◆ STORED RECORDS ◆
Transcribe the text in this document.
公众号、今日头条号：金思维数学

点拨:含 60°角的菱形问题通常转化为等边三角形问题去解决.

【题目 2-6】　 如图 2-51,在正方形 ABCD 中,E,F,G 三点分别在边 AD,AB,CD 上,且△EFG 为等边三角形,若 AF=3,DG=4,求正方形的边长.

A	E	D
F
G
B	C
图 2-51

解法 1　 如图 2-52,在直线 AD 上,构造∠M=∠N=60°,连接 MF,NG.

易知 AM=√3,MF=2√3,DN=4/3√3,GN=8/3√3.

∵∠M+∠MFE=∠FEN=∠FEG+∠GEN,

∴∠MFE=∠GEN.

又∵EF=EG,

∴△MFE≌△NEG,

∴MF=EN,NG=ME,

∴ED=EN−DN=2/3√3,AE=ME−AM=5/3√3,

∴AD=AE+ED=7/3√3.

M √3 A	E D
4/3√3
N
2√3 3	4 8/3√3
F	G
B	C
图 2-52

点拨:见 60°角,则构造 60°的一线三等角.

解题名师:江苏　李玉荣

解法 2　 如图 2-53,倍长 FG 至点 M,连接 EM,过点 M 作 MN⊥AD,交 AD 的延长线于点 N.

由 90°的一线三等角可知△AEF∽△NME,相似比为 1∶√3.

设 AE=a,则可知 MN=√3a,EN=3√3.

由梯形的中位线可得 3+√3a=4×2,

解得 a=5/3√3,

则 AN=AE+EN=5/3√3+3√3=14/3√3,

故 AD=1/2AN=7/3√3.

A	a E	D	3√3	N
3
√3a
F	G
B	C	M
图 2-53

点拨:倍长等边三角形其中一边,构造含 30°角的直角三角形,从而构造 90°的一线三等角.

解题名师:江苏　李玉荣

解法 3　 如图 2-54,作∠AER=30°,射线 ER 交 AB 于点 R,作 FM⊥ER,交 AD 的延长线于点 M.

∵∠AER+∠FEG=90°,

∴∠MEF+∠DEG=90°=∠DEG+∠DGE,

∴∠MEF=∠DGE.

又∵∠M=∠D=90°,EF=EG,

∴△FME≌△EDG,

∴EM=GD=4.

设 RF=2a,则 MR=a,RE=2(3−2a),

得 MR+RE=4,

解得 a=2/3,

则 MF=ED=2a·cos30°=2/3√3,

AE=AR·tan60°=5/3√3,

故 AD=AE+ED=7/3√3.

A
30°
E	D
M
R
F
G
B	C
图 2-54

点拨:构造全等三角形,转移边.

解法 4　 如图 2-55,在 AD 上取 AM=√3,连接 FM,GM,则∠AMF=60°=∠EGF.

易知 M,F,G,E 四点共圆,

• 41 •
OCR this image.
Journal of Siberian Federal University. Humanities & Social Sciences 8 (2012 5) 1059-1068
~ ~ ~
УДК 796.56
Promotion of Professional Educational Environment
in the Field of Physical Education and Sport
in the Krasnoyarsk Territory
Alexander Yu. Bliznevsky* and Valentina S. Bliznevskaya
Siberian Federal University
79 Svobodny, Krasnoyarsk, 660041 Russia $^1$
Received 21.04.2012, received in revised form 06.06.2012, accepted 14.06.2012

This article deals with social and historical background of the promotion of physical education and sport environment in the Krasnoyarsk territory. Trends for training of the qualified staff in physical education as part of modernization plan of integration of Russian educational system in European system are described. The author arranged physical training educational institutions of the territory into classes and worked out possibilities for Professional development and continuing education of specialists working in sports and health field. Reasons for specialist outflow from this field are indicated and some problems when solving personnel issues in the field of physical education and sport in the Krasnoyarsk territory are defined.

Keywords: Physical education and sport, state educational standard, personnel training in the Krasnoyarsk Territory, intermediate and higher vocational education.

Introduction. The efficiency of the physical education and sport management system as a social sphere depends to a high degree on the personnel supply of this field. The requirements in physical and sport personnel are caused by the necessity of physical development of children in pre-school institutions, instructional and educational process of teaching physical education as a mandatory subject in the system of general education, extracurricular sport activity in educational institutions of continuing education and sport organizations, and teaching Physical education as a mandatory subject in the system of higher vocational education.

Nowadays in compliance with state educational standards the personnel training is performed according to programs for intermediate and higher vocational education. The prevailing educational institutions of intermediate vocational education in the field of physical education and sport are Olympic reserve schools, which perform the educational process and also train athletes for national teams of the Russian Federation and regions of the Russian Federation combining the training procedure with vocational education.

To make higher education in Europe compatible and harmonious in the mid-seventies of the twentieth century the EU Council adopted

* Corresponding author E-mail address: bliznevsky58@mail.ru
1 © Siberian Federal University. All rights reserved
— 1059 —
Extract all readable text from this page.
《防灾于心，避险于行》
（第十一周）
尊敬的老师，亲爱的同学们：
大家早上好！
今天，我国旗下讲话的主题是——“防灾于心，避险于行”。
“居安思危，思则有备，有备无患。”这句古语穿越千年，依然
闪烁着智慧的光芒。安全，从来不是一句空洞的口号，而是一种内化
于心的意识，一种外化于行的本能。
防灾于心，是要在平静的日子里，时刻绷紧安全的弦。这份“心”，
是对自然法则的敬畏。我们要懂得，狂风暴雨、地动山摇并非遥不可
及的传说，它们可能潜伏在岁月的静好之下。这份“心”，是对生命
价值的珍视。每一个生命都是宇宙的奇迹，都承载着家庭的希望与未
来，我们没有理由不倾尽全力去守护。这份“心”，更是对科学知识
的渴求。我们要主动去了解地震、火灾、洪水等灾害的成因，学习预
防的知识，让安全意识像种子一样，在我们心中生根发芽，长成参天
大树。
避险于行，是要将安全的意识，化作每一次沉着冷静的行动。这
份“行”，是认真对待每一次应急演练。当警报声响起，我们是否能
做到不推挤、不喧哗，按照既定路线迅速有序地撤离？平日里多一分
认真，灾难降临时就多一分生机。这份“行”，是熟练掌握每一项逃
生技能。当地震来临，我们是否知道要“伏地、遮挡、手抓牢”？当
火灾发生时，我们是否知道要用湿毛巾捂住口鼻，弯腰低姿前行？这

◆ STATED TASK ◆
Only the lines from the one containing "Extract all readable text from this page." to the end of the listing belong in the output, each reproduced exactly.

◆ TASK OUTPUT ◆
Extract all readable text from this page.
《防灾于心，避险于行》
（第十一周）
尊敬的老师，亲爱的同学们：
大家早上好！
今天，我国旗下讲话的主题是——“防灾于心，避险于行”。
“居安思危，思则有备，有备无患。”这句古语穿越千年，依然
闪烁着智慧的光芒。安全，从来不是一句空洞的口号，而是一种内化
于心的意识，一种外化于行的本能。
防灾于心，是要在平静的日子里，时刻绷紧安全的弦。这份“心”，
是对自然法则的敬畏。我们要懂得，狂风暴雨、地动山摇并非遥不可
及的传说，它们可能潜伏在岁月的静好之下。这份“心”，是对生命
价值的珍视。每一个生命都是宇宙的奇迹，都承载着家庭的希望与未
来，我们没有理由不倾尽全力去守护。这份“心”，更是对科学知识
的渴求。我们要主动去了解地震、火灾、洪水等灾害的成因，学习预
防的知识，让安全意识像种子一样，在我们心中生根发芽，长成参天
大树。
避险于行，是要将安全的意识，化作每一次沉着冷静的行动。这
份“行”，是认真对待每一次应急演练。当警报声响起，我们是否能
做到不推挤、不喧哗，按照既定路线迅速有序地撤离？平日里多一分
认真，灾难降临时就多一分生机。这份“行”，是熟练掌握每一项逃
生技能。当地震来临，我们是否知道要“伏地、遮挡、手抓牢”？当
火灾发生时，我们是否知道要用湿毛巾捂住口鼻，弯腰低姿前行？这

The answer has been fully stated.